**Goal of the exercise**
Return the data exactly, with all pictures removed.

(Data items)
+++++
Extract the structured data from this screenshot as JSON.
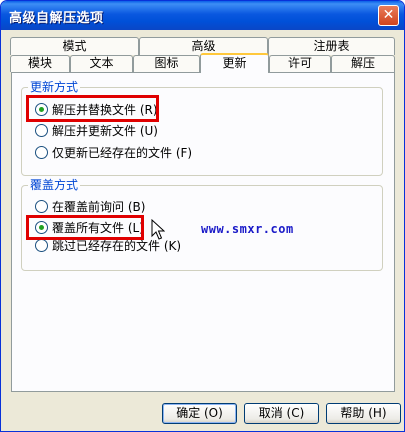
{
  "window": {
    "title": "高级自解压选项",
    "close_label": "✕"
  },
  "tabs_row1": [
    "模式",
    "高级",
    "注册表"
  ],
  "tabs_row2": [
    "模块",
    "文本",
    "图标",
    "更新",
    "许可",
    "解压"
  ],
  "update_group": {
    "legend": "更新方式",
    "options": [
      "解压并替换文件 (R)",
      "解压并更新文件 (U)",
      "仅更新已经存在的文件 (F)"
    ],
    "selected": 0
  },
  "overwrite_group": {
    "legend": "覆盖方式",
    "options": [
      "在覆盖前询问 (B)",
      "覆盖所有文件 (L)",
      "跳过已经存在的文件 (K)"
    ],
    "selected": 1
  },
  "watermark": "www.smxr.com",
  "buttons": {
    "ok": "确定 (O)",
    "cancel": "取消 (C)",
    "help": "帮助 (H)"
  }
}
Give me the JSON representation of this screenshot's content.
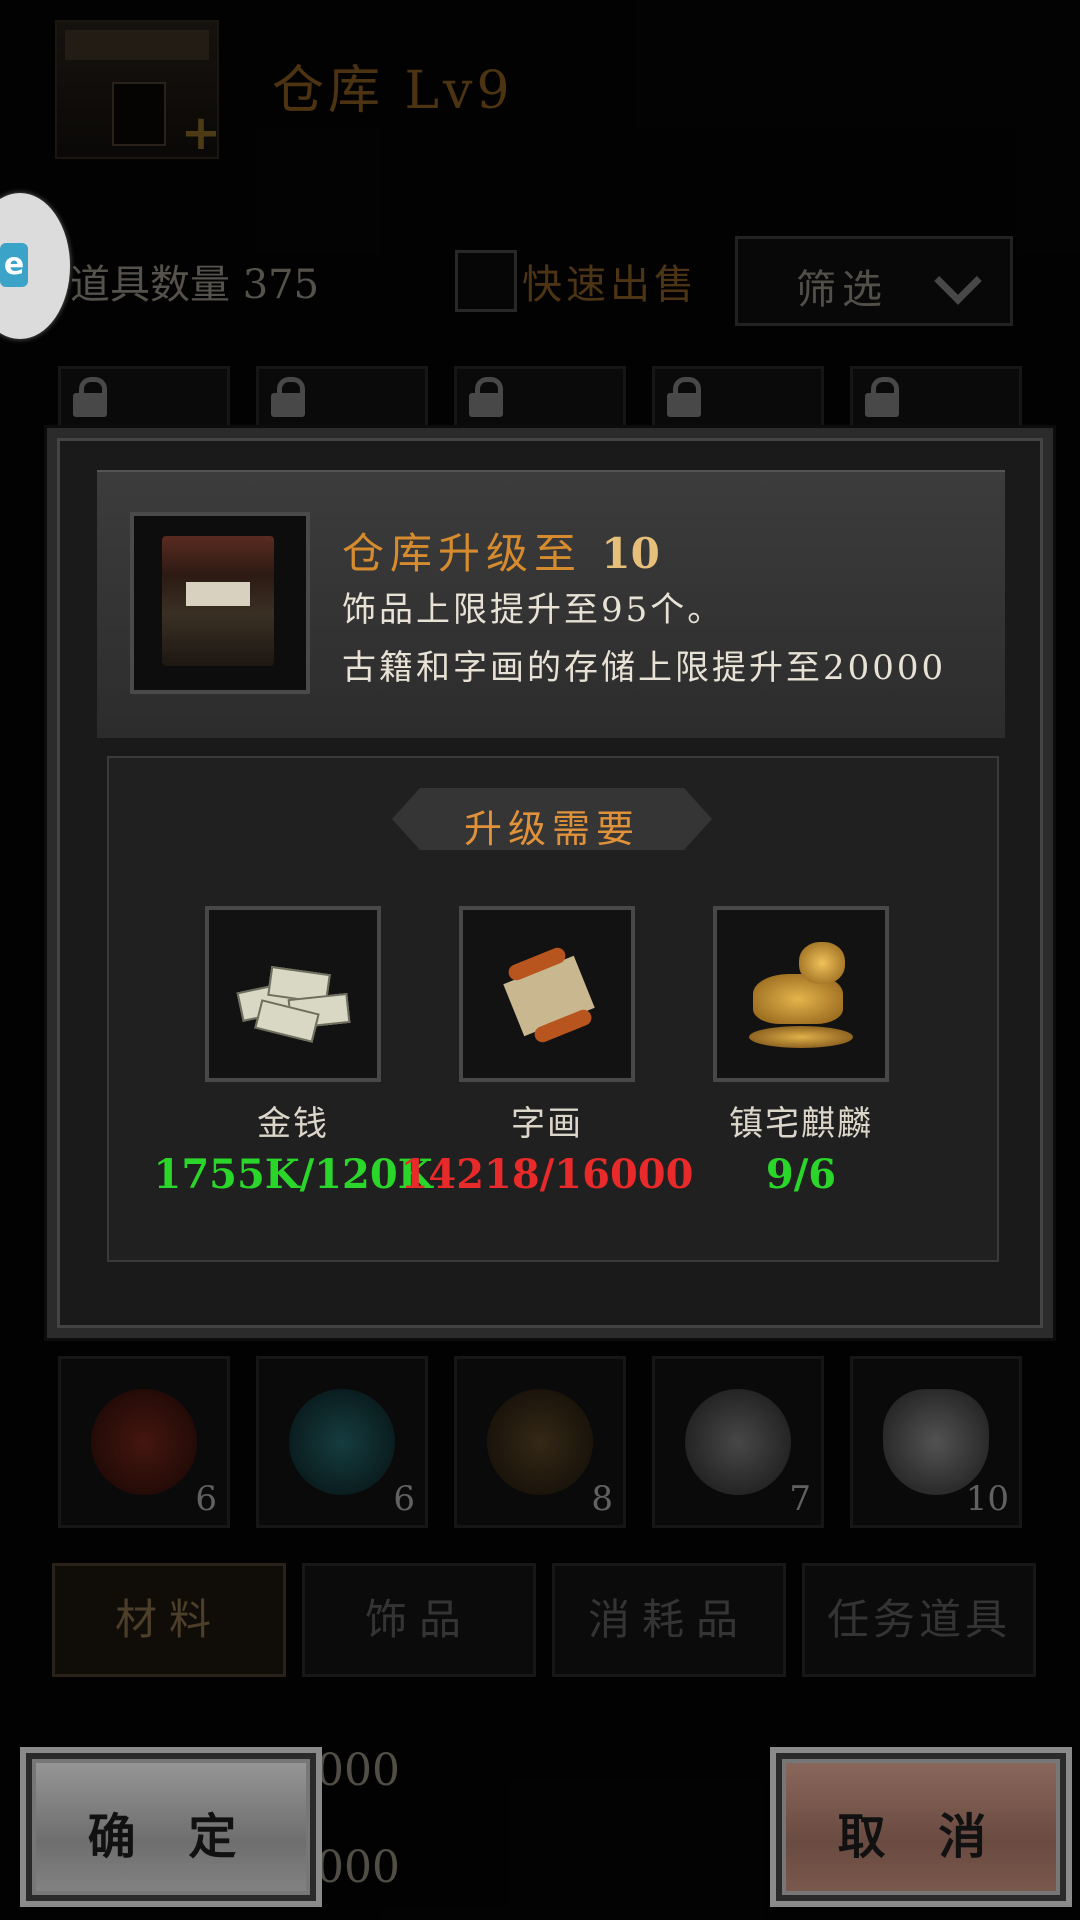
{
  "header": {
    "title": "仓库 Lv9"
  },
  "assist_button": {
    "logo_text": "e"
  },
  "toolbar": {
    "item_count_label": "道具数量 375",
    "quick_sell_label": "快速出售",
    "filter_label": "筛选"
  },
  "grid_top": [
    {
      "locked": true
    },
    {
      "locked": true
    },
    {
      "locked": true
    },
    {
      "locked": true
    },
    {
      "locked": true
    }
  ],
  "grid_bottom": [
    {
      "qty": "6"
    },
    {
      "qty": "6"
    },
    {
      "qty": "8"
    },
    {
      "qty": "7"
    },
    {
      "qty": "10"
    }
  ],
  "tabs": [
    "材料",
    "饰品",
    "消耗品",
    "任务道具"
  ],
  "background_values": [
    "000",
    "000"
  ],
  "modal": {
    "title_prefix": "仓库升级至",
    "target_level": "10",
    "desc_line1": "饰品上限提升至95个。",
    "desc_line2": "古籍和字画的存储上限提升至20000",
    "requirements_header": "升级需要",
    "requirements": [
      {
        "name": "金钱",
        "amount": "1755K/120K",
        "status": "met",
        "icon": "money-stack-icon"
      },
      {
        "name": "字画",
        "amount": "14218/16000",
        "status": "unmet",
        "icon": "scroll-painting-icon"
      },
      {
        "name": "镇宅麒麟",
        "amount": "9/6",
        "status": "met",
        "icon": "qilin-statue-icon"
      }
    ]
  },
  "buttons": {
    "confirm": "确 定",
    "cancel": "取 消"
  },
  "colors": {
    "met": "#2bd62b",
    "unmet": "#e82a2a",
    "accent": "#d58b2e"
  }
}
+++++
**Exercise solution**
Extract the structured data from this screenshot as JSON.
{
  "window": {
    "title": "高级自解压选项",
    "close_label": "✕"
  },
  "tabs_row1": [
    "模式",
    "高级",
    "注册表"
  ],
  "tabs_row2": [
    "模块",
    "文本",
    "图标",
    "更新",
    "许可",
    "解压"
  ],
  "update_group": {
    "legend": "更新方式",
    "options": [
      "解压并替换文件 (R)",
      "解压并更新文件 (U)",
      "仅更新已经存在的文件 (F)"
    ],
    "selected": 0
  },
  "overwrite_group": {
    "legend": "覆盖方式",
    "options": [
      "在覆盖前询问 (B)",
      "覆盖所有文件 (L)",
      "跳过已经存在的文件 (K)"
    ],
    "selected": 1
  },
  "watermark": "www.smxr.com",
  "buttons": {
    "ok": "确定 (O)",
    "cancel": "取消 (C)",
    "help": "帮助 (H)"
  }
}
Give me the JSON representation of this screenshot's content.
{
  "header": {
    "title": "仓库 Lv9"
  },
  "assist_button": {
    "logo_text": "e"
  },
  "toolbar": {
    "item_count_label": "道具数量 375",
    "quick_sell_label": "快速出售",
    "filter_label": "筛选"
  },
  "grid_top": [
    {
      "locked": true
    },
    {
      "locked": true
    },
    {
      "locked": true
    },
    {
      "locked": true
    },
    {
      "locked": true
    }
  ],
  "grid_bottom": [
    {
      "qty": "6"
    },
    {
      "qty": "6"
    },
    {
      "qty": "8"
    },
    {
      "qty": "7"
    },
    {
      "qty": "10"
    }
  ],
  "tabs": [
    "材料",
    "饰品",
    "消耗品",
    "任务道具"
  ],
  "background_values": [
    "000",
    "000"
  ],
  "modal": {
    "title_prefix": "仓库升级至",
    "target_level": "10",
    "desc_line1": "饰品上限提升至95个。",
    "desc_line2": "古籍和字画的存储上限提升至20000",
    "requirements_header": "升级需要",
    "requirements": [
      {
        "name": "金钱",
        "amount": "1755K/120K",
        "status": "met",
        "icon": "money-stack-icon"
      },
      {
        "name": "字画",
        "amount": "14218/16000",
        "status": "unmet",
        "icon": "scroll-painting-icon"
      },
      {
        "name": "镇宅麒麟",
        "amount": "9/6",
        "status": "met",
        "icon": "qilin-statue-icon"
      }
    ]
  },
  "buttons": {
    "confirm": "确 定",
    "cancel": "取 消"
  },
  "colors": {
    "met": "#2bd62b",
    "unmet": "#e82a2a",
    "accent": "#d58b2e"
  }
}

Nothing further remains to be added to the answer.